§ EXERCISE AIM:
Any pictures in the records below should be skipped; write out everything else exactly.

++++ PROVIDED RECORDS ++++

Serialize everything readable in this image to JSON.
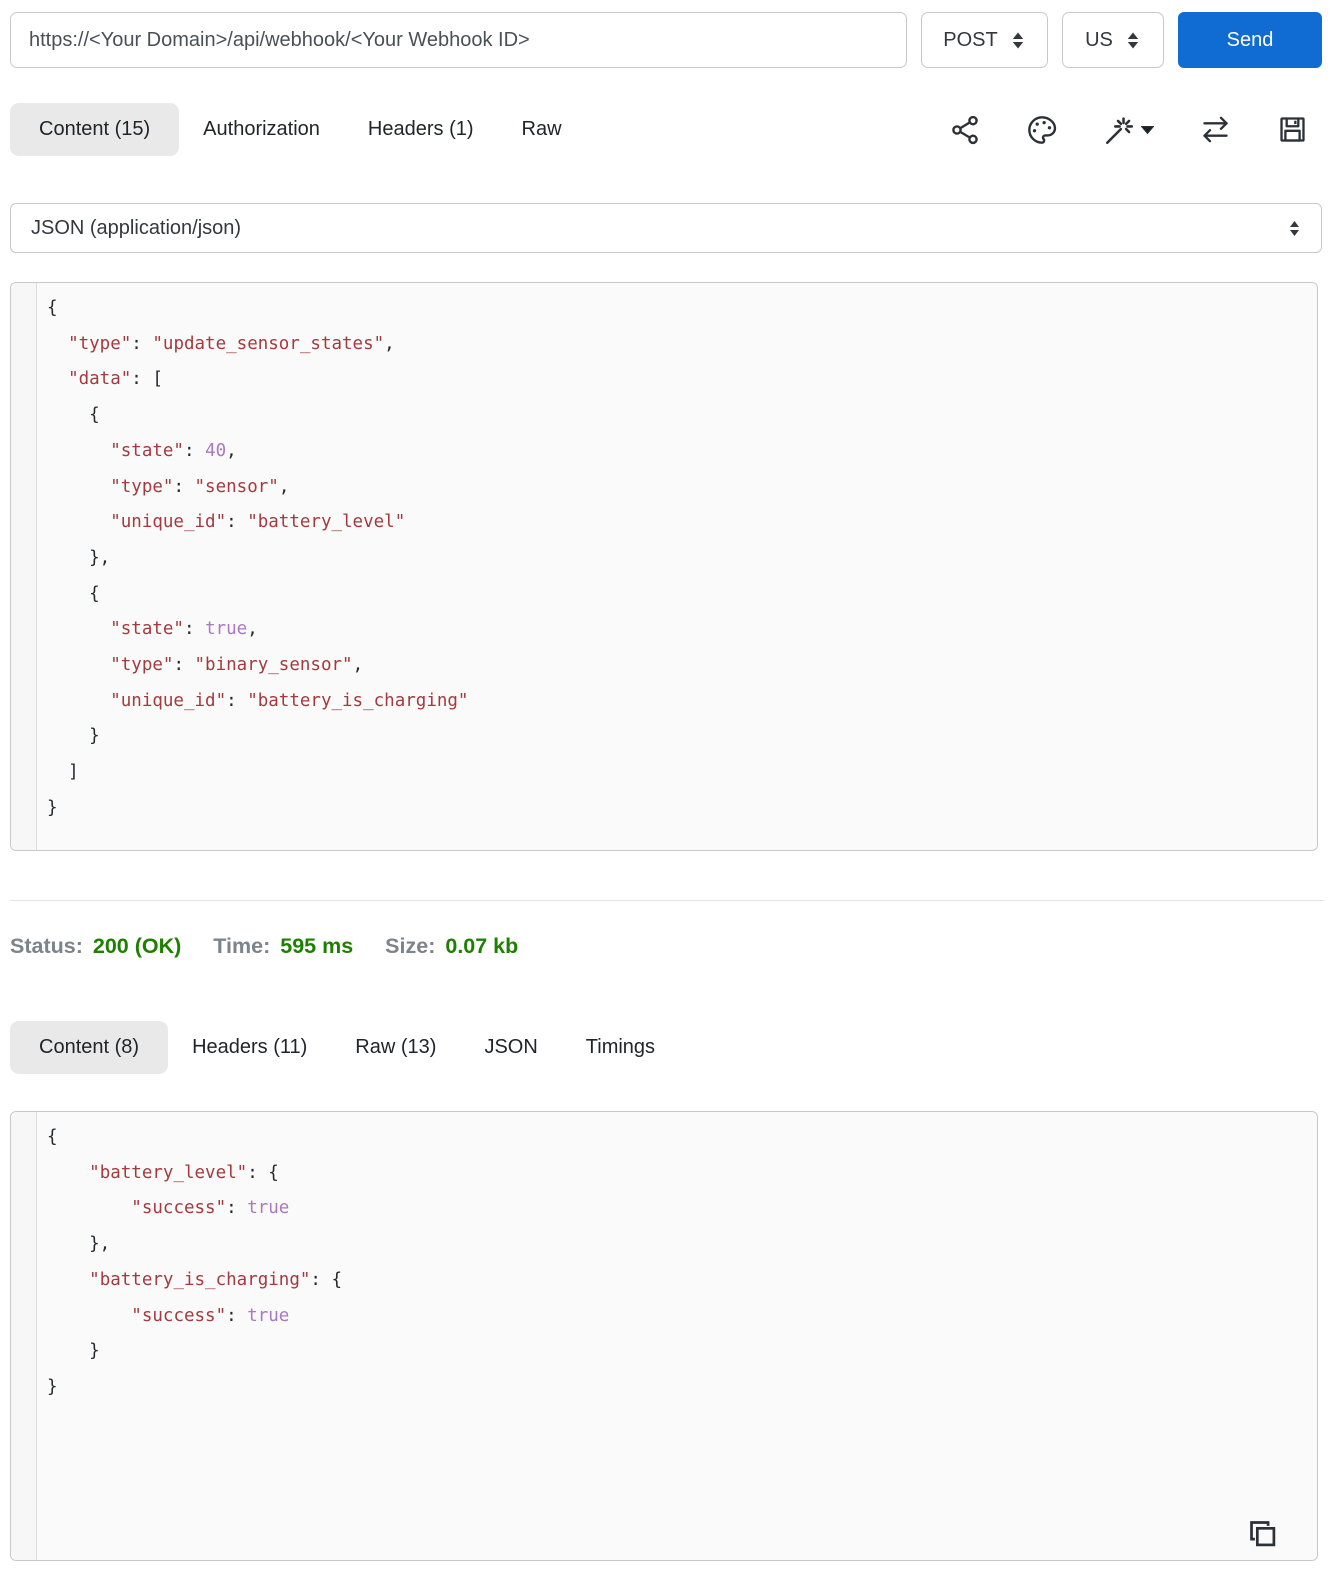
{
  "request_bar": {
    "url_value": "https://<Your Domain>/api/webhook/<Your Webhook ID>",
    "method": "POST",
    "region": "US",
    "send_label": "Send"
  },
  "request_tabs": [
    {
      "label": "Content (15)",
      "active": true
    },
    {
      "label": "Authorization",
      "active": false
    },
    {
      "label": "Headers (1)",
      "active": false
    },
    {
      "label": "Raw",
      "active": false
    }
  ],
  "toolbar_icons": [
    "share-icon",
    "palette-icon",
    "magic-wand-icon",
    "swap-arrows-icon",
    "save-icon"
  ],
  "body_type_select": {
    "value": "JSON (application/json)"
  },
  "request_body": {
    "lines": [
      [
        {
          "c": "p",
          "t": "{"
        }
      ],
      [
        {
          "c": "p",
          "t": "  "
        },
        {
          "c": "s",
          "t": "\"type\""
        },
        {
          "c": "p",
          "t": ": "
        },
        {
          "c": "s",
          "t": "\"update_sensor_states\""
        },
        {
          "c": "p",
          "t": ","
        }
      ],
      [
        {
          "c": "p",
          "t": "  "
        },
        {
          "c": "s",
          "t": "\"data\""
        },
        {
          "c": "p",
          "t": ": ["
        }
      ],
      [
        {
          "c": "p",
          "t": "    {"
        }
      ],
      [
        {
          "c": "p",
          "t": "      "
        },
        {
          "c": "s",
          "t": "\"state\""
        },
        {
          "c": "p",
          "t": ": "
        },
        {
          "c": "a",
          "t": "40"
        },
        {
          "c": "p",
          "t": ","
        }
      ],
      [
        {
          "c": "p",
          "t": "      "
        },
        {
          "c": "s",
          "t": "\"type\""
        },
        {
          "c": "p",
          "t": ": "
        },
        {
          "c": "s",
          "t": "\"sensor\""
        },
        {
          "c": "p",
          "t": ","
        }
      ],
      [
        {
          "c": "p",
          "t": "      "
        },
        {
          "c": "s",
          "t": "\"unique_id\""
        },
        {
          "c": "p",
          "t": ": "
        },
        {
          "c": "s",
          "t": "\"battery_level\""
        }
      ],
      [
        {
          "c": "p",
          "t": "    },"
        }
      ],
      [
        {
          "c": "p",
          "t": "    {"
        }
      ],
      [
        {
          "c": "p",
          "t": "      "
        },
        {
          "c": "s",
          "t": "\"state\""
        },
        {
          "c": "p",
          "t": ": "
        },
        {
          "c": "a",
          "t": "true"
        },
        {
          "c": "p",
          "t": ","
        }
      ],
      [
        {
          "c": "p",
          "t": "      "
        },
        {
          "c": "s",
          "t": "\"type\""
        },
        {
          "c": "p",
          "t": ": "
        },
        {
          "c": "s",
          "t": "\"binary_sensor\""
        },
        {
          "c": "p",
          "t": ","
        }
      ],
      [
        {
          "c": "p",
          "t": "      "
        },
        {
          "c": "s",
          "t": "\"unique_id\""
        },
        {
          "c": "p",
          "t": ": "
        },
        {
          "c": "s",
          "t": "\"battery_is_charging\""
        }
      ],
      [
        {
          "c": "p",
          "t": "    }"
        }
      ],
      [
        {
          "c": "p",
          "t": "  ]"
        }
      ],
      [
        {
          "c": "p",
          "t": "}"
        }
      ]
    ]
  },
  "status_bar": {
    "status_label": "Status:",
    "status_value": "200 (OK)",
    "time_label": "Time:",
    "time_value": "595 ms",
    "size_label": "Size:",
    "size_value": "0.07 kb"
  },
  "response_tabs": [
    {
      "label": "Content (8)",
      "active": true
    },
    {
      "label": "Headers (11)",
      "active": false
    },
    {
      "label": "Raw (13)",
      "active": false
    },
    {
      "label": "JSON",
      "active": false
    },
    {
      "label": "Timings",
      "active": false
    }
  ],
  "response_body": {
    "lines": [
      [
        {
          "c": "p",
          "t": "{"
        }
      ],
      [
        {
          "c": "p",
          "t": "    "
        },
        {
          "c": "s",
          "t": "\"battery_level\""
        },
        {
          "c": "p",
          "t": ": {"
        }
      ],
      [
        {
          "c": "p",
          "t": "        "
        },
        {
          "c": "s",
          "t": "\"success\""
        },
        {
          "c": "p",
          "t": ": "
        },
        {
          "c": "a",
          "t": "true"
        }
      ],
      [
        {
          "c": "p",
          "t": "    },"
        }
      ],
      [
        {
          "c": "p",
          "t": "    "
        },
        {
          "c": "s",
          "t": "\"battery_is_charging\""
        },
        {
          "c": "p",
          "t": ": {"
        }
      ],
      [
        {
          "c": "p",
          "t": "        "
        },
        {
          "c": "s",
          "t": "\"success\""
        },
        {
          "c": "p",
          "t": ": "
        },
        {
          "c": "a",
          "t": "true"
        }
      ],
      [
        {
          "c": "p",
          "t": "    }"
        }
      ],
      [
        {
          "c": "p",
          "t": "}"
        }
      ]
    ]
  },
  "colors": {
    "accent_blue": "#106cd2",
    "status_green": "#1e8000",
    "label_gray": "#7b838b",
    "string_red": "#a43a3e",
    "atom_purple": "#a979c1",
    "active_tab_bg": "#e9e9e9"
  }
}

++++

§ CORRECT OUTPUT:
Serialize everything readable in this image to JSON.
{
  "request_bar": {
    "url_value": "https://<Your Domain>/api/webhook/<Your Webhook ID>",
    "method": "POST",
    "region": "US",
    "send_label": "Send"
  },
  "request_tabs": [
    {
      "label": "Content (15)",
      "active": true
    },
    {
      "label": "Authorization",
      "active": false
    },
    {
      "label": "Headers (1)",
      "active": false
    },
    {
      "label": "Raw",
      "active": false
    }
  ],
  "toolbar_icons": [
    "share-icon",
    "palette-icon",
    "magic-wand-icon",
    "swap-arrows-icon",
    "save-icon"
  ],
  "body_type_select": {
    "value": "JSON (application/json)"
  },
  "request_body": {
    "lines": [
      [
        {
          "c": "p",
          "t": "{"
        }
      ],
      [
        {
          "c": "p",
          "t": "  "
        },
        {
          "c": "s",
          "t": "\"type\""
        },
        {
          "c": "p",
          "t": ": "
        },
        {
          "c": "s",
          "t": "\"update_sensor_states\""
        },
        {
          "c": "p",
          "t": ","
        }
      ],
      [
        {
          "c": "p",
          "t": "  "
        },
        {
          "c": "s",
          "t": "\"data\""
        },
        {
          "c": "p",
          "t": ": ["
        }
      ],
      [
        {
          "c": "p",
          "t": "    {"
        }
      ],
      [
        {
          "c": "p",
          "t": "      "
        },
        {
          "c": "s",
          "t": "\"state\""
        },
        {
          "c": "p",
          "t": ": "
        },
        {
          "c": "a",
          "t": "40"
        },
        {
          "c": "p",
          "t": ","
        }
      ],
      [
        {
          "c": "p",
          "t": "      "
        },
        {
          "c": "s",
          "t": "\"type\""
        },
        {
          "c": "p",
          "t": ": "
        },
        {
          "c": "s",
          "t": "\"sensor\""
        },
        {
          "c": "p",
          "t": ","
        }
      ],
      [
        {
          "c": "p",
          "t": "      "
        },
        {
          "c": "s",
          "t": "\"unique_id\""
        },
        {
          "c": "p",
          "t": ": "
        },
        {
          "c": "s",
          "t": "\"battery_level\""
        }
      ],
      [
        {
          "c": "p",
          "t": "    },"
        }
      ],
      [
        {
          "c": "p",
          "t": "    {"
        }
      ],
      [
        {
          "c": "p",
          "t": "      "
        },
        {
          "c": "s",
          "t": "\"state\""
        },
        {
          "c": "p",
          "t": ": "
        },
        {
          "c": "a",
          "t": "true"
        },
        {
          "c": "p",
          "t": ","
        }
      ],
      [
        {
          "c": "p",
          "t": "      "
        },
        {
          "c": "s",
          "t": "\"type\""
        },
        {
          "c": "p",
          "t": ": "
        },
        {
          "c": "s",
          "t": "\"binary_sensor\""
        },
        {
          "c": "p",
          "t": ","
        }
      ],
      [
        {
          "c": "p",
          "t": "      "
        },
        {
          "c": "s",
          "t": "\"unique_id\""
        },
        {
          "c": "p",
          "t": ": "
        },
        {
          "c": "s",
          "t": "\"battery_is_charging\""
        }
      ],
      [
        {
          "c": "p",
          "t": "    }"
        }
      ],
      [
        {
          "c": "p",
          "t": "  ]"
        }
      ],
      [
        {
          "c": "p",
          "t": "}"
        }
      ]
    ]
  },
  "status_bar": {
    "status_label": "Status:",
    "status_value": "200 (OK)",
    "time_label": "Time:",
    "time_value": "595 ms",
    "size_label": "Size:",
    "size_value": "0.07 kb"
  },
  "response_tabs": [
    {
      "label": "Content (8)",
      "active": true
    },
    {
      "label": "Headers (11)",
      "active": false
    },
    {
      "label": "Raw (13)",
      "active": false
    },
    {
      "label": "JSON",
      "active": false
    },
    {
      "label": "Timings",
      "active": false
    }
  ],
  "response_body": {
    "lines": [
      [
        {
          "c": "p",
          "t": "{"
        }
      ],
      [
        {
          "c": "p",
          "t": "    "
        },
        {
          "c": "s",
          "t": "\"battery_level\""
        },
        {
          "c": "p",
          "t": ": {"
        }
      ],
      [
        {
          "c": "p",
          "t": "        "
        },
        {
          "c": "s",
          "t": "\"success\""
        },
        {
          "c": "p",
          "t": ": "
        },
        {
          "c": "a",
          "t": "true"
        }
      ],
      [
        {
          "c": "p",
          "t": "    },"
        }
      ],
      [
        {
          "c": "p",
          "t": "    "
        },
        {
          "c": "s",
          "t": "\"battery_is_charging\""
        },
        {
          "c": "p",
          "t": ": {"
        }
      ],
      [
        {
          "c": "p",
          "t": "        "
        },
        {
          "c": "s",
          "t": "\"success\""
        },
        {
          "c": "p",
          "t": ": "
        },
        {
          "c": "a",
          "t": "true"
        }
      ],
      [
        {
          "c": "p",
          "t": "    }"
        }
      ],
      [
        {
          "c": "p",
          "t": "}"
        }
      ]
    ]
  },
  "colors": {
    "accent_blue": "#106cd2",
    "status_green": "#1e8000",
    "label_gray": "#7b838b",
    "string_red": "#a43a3e",
    "atom_purple": "#a979c1",
    "active_tab_bg": "#e9e9e9"
  }
}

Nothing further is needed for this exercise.